● Task instructions
Every line of the material that follows must be printed again exactly.

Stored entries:
________________________________________

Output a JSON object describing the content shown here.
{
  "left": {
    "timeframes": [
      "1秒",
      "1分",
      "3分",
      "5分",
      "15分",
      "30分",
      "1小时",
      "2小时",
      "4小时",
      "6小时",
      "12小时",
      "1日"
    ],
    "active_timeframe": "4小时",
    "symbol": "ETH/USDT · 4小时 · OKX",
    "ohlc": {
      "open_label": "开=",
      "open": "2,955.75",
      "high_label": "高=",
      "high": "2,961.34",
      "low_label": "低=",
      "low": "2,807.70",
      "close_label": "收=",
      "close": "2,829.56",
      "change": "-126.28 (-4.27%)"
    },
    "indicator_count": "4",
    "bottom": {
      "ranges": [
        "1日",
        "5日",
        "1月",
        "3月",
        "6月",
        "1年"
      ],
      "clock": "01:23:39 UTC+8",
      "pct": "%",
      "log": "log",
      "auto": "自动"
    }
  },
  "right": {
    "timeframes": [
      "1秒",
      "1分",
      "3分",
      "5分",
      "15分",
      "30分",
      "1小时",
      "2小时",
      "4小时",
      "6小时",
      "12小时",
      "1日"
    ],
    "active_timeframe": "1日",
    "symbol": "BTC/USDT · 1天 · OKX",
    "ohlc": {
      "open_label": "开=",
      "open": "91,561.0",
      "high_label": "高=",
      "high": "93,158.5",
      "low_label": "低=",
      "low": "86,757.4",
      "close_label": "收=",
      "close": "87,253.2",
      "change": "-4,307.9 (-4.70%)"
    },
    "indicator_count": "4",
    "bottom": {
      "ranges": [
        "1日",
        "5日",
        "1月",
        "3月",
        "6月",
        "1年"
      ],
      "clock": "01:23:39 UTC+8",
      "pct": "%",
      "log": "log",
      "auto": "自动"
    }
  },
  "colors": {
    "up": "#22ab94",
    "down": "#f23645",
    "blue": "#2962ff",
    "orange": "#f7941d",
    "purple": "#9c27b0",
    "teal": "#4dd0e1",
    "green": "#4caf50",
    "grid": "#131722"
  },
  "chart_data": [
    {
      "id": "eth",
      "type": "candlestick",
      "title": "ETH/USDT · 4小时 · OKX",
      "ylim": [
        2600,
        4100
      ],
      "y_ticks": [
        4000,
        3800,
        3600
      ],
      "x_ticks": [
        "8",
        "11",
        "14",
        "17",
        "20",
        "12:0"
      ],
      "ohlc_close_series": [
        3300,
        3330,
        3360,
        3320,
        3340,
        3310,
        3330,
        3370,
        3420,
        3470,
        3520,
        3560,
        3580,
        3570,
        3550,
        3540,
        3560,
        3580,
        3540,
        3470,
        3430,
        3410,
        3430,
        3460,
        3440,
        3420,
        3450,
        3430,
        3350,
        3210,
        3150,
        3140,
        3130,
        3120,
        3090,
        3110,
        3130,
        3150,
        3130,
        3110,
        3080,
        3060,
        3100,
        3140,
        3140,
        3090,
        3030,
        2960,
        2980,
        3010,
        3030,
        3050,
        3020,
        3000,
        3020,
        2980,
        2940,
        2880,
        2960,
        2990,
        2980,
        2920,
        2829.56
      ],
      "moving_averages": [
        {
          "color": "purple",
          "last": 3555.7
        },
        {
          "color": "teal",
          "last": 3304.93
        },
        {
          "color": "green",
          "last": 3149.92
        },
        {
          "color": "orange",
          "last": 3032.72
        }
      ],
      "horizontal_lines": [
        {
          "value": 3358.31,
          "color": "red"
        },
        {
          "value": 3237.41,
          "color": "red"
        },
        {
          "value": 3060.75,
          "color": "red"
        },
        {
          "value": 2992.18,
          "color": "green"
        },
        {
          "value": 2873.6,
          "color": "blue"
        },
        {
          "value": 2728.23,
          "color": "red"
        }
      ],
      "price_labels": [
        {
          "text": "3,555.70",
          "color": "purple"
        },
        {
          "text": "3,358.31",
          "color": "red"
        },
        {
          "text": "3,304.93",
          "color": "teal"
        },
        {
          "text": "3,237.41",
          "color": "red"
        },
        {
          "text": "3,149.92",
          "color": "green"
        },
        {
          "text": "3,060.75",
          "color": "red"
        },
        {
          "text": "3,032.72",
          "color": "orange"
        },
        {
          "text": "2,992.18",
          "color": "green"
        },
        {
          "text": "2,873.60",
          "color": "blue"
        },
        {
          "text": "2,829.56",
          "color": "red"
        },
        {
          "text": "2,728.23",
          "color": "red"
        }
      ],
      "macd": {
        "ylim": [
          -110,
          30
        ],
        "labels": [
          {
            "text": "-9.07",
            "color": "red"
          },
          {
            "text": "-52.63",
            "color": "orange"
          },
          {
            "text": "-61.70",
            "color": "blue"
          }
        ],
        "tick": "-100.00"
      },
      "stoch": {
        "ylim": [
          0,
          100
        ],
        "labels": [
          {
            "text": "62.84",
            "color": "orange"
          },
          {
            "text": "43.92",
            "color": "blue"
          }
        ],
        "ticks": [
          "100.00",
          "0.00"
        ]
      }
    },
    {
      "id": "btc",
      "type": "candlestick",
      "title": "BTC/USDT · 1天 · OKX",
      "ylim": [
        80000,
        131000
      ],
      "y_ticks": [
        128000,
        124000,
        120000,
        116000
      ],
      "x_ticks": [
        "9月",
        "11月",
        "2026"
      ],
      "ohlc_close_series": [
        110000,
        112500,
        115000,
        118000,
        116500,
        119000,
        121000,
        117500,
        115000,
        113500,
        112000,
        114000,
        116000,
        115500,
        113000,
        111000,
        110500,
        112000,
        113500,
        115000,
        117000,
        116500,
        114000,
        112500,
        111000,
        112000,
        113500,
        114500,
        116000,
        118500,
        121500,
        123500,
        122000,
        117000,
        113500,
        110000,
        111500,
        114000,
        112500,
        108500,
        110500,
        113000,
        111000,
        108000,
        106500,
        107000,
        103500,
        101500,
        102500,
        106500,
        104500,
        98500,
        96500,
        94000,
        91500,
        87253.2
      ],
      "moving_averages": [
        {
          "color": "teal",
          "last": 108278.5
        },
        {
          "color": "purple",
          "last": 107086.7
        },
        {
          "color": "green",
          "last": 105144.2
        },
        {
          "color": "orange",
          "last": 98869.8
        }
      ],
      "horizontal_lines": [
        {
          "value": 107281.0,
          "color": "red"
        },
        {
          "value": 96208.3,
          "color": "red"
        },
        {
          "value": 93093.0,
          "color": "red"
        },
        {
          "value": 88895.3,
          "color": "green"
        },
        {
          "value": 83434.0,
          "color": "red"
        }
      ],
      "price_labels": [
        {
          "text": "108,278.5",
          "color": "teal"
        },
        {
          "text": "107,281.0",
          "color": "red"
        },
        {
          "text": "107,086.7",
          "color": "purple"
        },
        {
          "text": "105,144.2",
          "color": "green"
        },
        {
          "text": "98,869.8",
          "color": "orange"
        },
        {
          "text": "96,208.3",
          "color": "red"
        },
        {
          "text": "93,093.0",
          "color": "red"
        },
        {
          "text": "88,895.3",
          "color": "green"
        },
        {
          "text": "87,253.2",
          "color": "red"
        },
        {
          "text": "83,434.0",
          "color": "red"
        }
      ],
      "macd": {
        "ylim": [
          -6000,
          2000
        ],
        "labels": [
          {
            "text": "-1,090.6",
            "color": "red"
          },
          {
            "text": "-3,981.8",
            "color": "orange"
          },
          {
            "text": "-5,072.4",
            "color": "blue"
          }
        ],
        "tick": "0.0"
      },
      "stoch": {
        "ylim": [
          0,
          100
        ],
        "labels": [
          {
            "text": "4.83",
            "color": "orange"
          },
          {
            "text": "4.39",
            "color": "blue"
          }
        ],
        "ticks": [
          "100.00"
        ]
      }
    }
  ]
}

________________________________________

● Completed exercise
Output a JSON object describing the content shown here.
{
  "left": {
    "timeframes": [
      "1秒",
      "1分",
      "3分",
      "5分",
      "15分",
      "30分",
      "1小时",
      "2小时",
      "4小时",
      "6小时",
      "12小时",
      "1日"
    ],
    "active_timeframe": "4小时",
    "symbol": "ETH/USDT · 4小时 · OKX",
    "ohlc": {
      "open_label": "开=",
      "open": "2,955.75",
      "high_label": "高=",
      "high": "2,961.34",
      "low_label": "低=",
      "low": "2,807.70",
      "close_label": "收=",
      "close": "2,829.56",
      "change": "-126.28 (-4.27%)"
    },
    "indicator_count": "4",
    "bottom": {
      "ranges": [
        "1日",
        "5日",
        "1月",
        "3月",
        "6月",
        "1年"
      ],
      "clock": "01:23:39 UTC+8",
      "pct": "%",
      "log": "log",
      "auto": "自动"
    }
  },
  "right": {
    "timeframes": [
      "1秒",
      "1分",
      "3分",
      "5分",
      "15分",
      "30分",
      "1小时",
      "2小时",
      "4小时",
      "6小时",
      "12小时",
      "1日"
    ],
    "active_timeframe": "1日",
    "symbol": "BTC/USDT · 1天 · OKX",
    "ohlc": {
      "open_label": "开=",
      "open": "91,561.0",
      "high_label": "高=",
      "high": "93,158.5",
      "low_label": "低=",
      "low": "86,757.4",
      "close_label": "收=",
      "close": "87,253.2",
      "change": "-4,307.9 (-4.70%)"
    },
    "indicator_count": "4",
    "bottom": {
      "ranges": [
        "1日",
        "5日",
        "1月",
        "3月",
        "6月",
        "1年"
      ],
      "clock": "01:23:39 UTC+8",
      "pct": "%",
      "log": "log",
      "auto": "自动"
    }
  },
  "colors": {
    "up": "#22ab94",
    "down": "#f23645",
    "blue": "#2962ff",
    "orange": "#f7941d",
    "purple": "#9c27b0",
    "teal": "#4dd0e1",
    "green": "#4caf50",
    "grid": "#131722"
  },
  "chart_data": [
    {
      "id": "eth",
      "type": "candlestick",
      "title": "ETH/USDT · 4小时 · OKX",
      "ylim": [
        2600,
        4100
      ],
      "y_ticks": [
        4000,
        3800,
        3600
      ],
      "x_ticks": [
        "8",
        "11",
        "14",
        "17",
        "20",
        "12:0"
      ],
      "ohlc_close_series": [
        3300,
        3330,
        3360,
        3320,
        3340,
        3310,
        3330,
        3370,
        3420,
        3470,
        3520,
        3560,
        3580,
        3570,
        3550,
        3540,
        3560,
        3580,
        3540,
        3470,
        3430,
        3410,
        3430,
        3460,
        3440,
        3420,
        3450,
        3430,
        3350,
        3210,
        3150,
        3140,
        3130,
        3120,
        3090,
        3110,
        3130,
        3150,
        3130,
        3110,
        3080,
        3060,
        3100,
        3140,
        3140,
        3090,
        3030,
        2960,
        2980,
        3010,
        3030,
        3050,
        3020,
        3000,
        3020,
        2980,
        2940,
        2880,
        2960,
        2990,
        2980,
        2920,
        2829.56
      ],
      "moving_averages": [
        {
          "color": "purple",
          "last": 3555.7
        },
        {
          "color": "teal",
          "last": 3304.93
        },
        {
          "color": "green",
          "last": 3149.92
        },
        {
          "color": "orange",
          "last": 3032.72
        }
      ],
      "horizontal_lines": [
        {
          "value": 3358.31,
          "color": "red"
        },
        {
          "value": 3237.41,
          "color": "red"
        },
        {
          "value": 3060.75,
          "color": "red"
        },
        {
          "value": 2992.18,
          "color": "green"
        },
        {
          "value": 2873.6,
          "color": "blue"
        },
        {
          "value": 2728.23,
          "color": "red"
        }
      ],
      "price_labels": [
        {
          "text": "3,555.70",
          "color": "purple"
        },
        {
          "text": "3,358.31",
          "color": "red"
        },
        {
          "text": "3,304.93",
          "color": "teal"
        },
        {
          "text": "3,237.41",
          "color": "red"
        },
        {
          "text": "3,149.92",
          "color": "green"
        },
        {
          "text": "3,060.75",
          "color": "red"
        },
        {
          "text": "3,032.72",
          "color": "orange"
        },
        {
          "text": "2,992.18",
          "color": "green"
        },
        {
          "text": "2,873.60",
          "color": "blue"
        },
        {
          "text": "2,829.56",
          "color": "red"
        },
        {
          "text": "2,728.23",
          "color": "red"
        }
      ],
      "macd": {
        "ylim": [
          -110,
          30
        ],
        "labels": [
          {
            "text": "-9.07",
            "color": "red"
          },
          {
            "text": "-52.63",
            "color": "orange"
          },
          {
            "text": "-61.70",
            "color": "blue"
          }
        ],
        "tick": "-100.00"
      },
      "stoch": {
        "ylim": [
          0,
          100
        ],
        "labels": [
          {
            "text": "62.84",
            "color": "orange"
          },
          {
            "text": "43.92",
            "color": "blue"
          }
        ],
        "ticks": [
          "100.00",
          "0.00"
        ]
      }
    },
    {
      "id": "btc",
      "type": "candlestick",
      "title": "BTC/USDT · 1天 · OKX",
      "ylim": [
        80000,
        131000
      ],
      "y_ticks": [
        128000,
        124000,
        120000,
        116000
      ],
      "x_ticks": [
        "9月",
        "11月",
        "2026"
      ],
      "ohlc_close_series": [
        110000,
        112500,
        115000,
        118000,
        116500,
        119000,
        121000,
        117500,
        115000,
        113500,
        112000,
        114000,
        116000,
        115500,
        113000,
        111000,
        110500,
        112000,
        113500,
        115000,
        117000,
        116500,
        114000,
        112500,
        111000,
        112000,
        113500,
        114500,
        116000,
        118500,
        121500,
        123500,
        122000,
        117000,
        113500,
        110000,
        111500,
        114000,
        112500,
        108500,
        110500,
        113000,
        111000,
        108000,
        106500,
        107000,
        103500,
        101500,
        102500,
        106500,
        104500,
        98500,
        96500,
        94000,
        91500,
        87253.2
      ],
      "moving_averages": [
        {
          "color": "teal",
          "last": 108278.5
        },
        {
          "color": "purple",
          "last": 107086.7
        },
        {
          "color": "green",
          "last": 105144.2
        },
        {
          "color": "orange",
          "last": 98869.8
        }
      ],
      "horizontal_lines": [
        {
          "value": 107281.0,
          "color": "red"
        },
        {
          "value": 96208.3,
          "color": "red"
        },
        {
          "value": 93093.0,
          "color": "red"
        },
        {
          "value": 88895.3,
          "color": "green"
        },
        {
          "value": 83434.0,
          "color": "red"
        }
      ],
      "price_labels": [
        {
          "text": "108,278.5",
          "color": "teal"
        },
        {
          "text": "107,281.0",
          "color": "red"
        },
        {
          "text": "107,086.7",
          "color": "purple"
        },
        {
          "text": "105,144.2",
          "color": "green"
        },
        {
          "text": "98,869.8",
          "color": "orange"
        },
        {
          "text": "96,208.3",
          "color": "red"
        },
        {
          "text": "93,093.0",
          "color": "red"
        },
        {
          "text": "88,895.3",
          "color": "green"
        },
        {
          "text": "87,253.2",
          "color": "red"
        },
        {
          "text": "83,434.0",
          "color": "red"
        }
      ],
      "macd": {
        "ylim": [
          -6000,
          2000
        ],
        "labels": [
          {
            "text": "-1,090.6",
            "color": "red"
          },
          {
            "text": "-3,981.8",
            "color": "orange"
          },
          {
            "text": "-5,072.4",
            "color": "blue"
          }
        ],
        "tick": "0.0"
      },
      "stoch": {
        "ylim": [
          0,
          100
        ],
        "labels": [
          {
            "text": "4.83",
            "color": "orange"
          },
          {
            "text": "4.39",
            "color": "blue"
          }
        ],
        "ticks": [
          "100.00"
        ]
      }
    }
  ]
}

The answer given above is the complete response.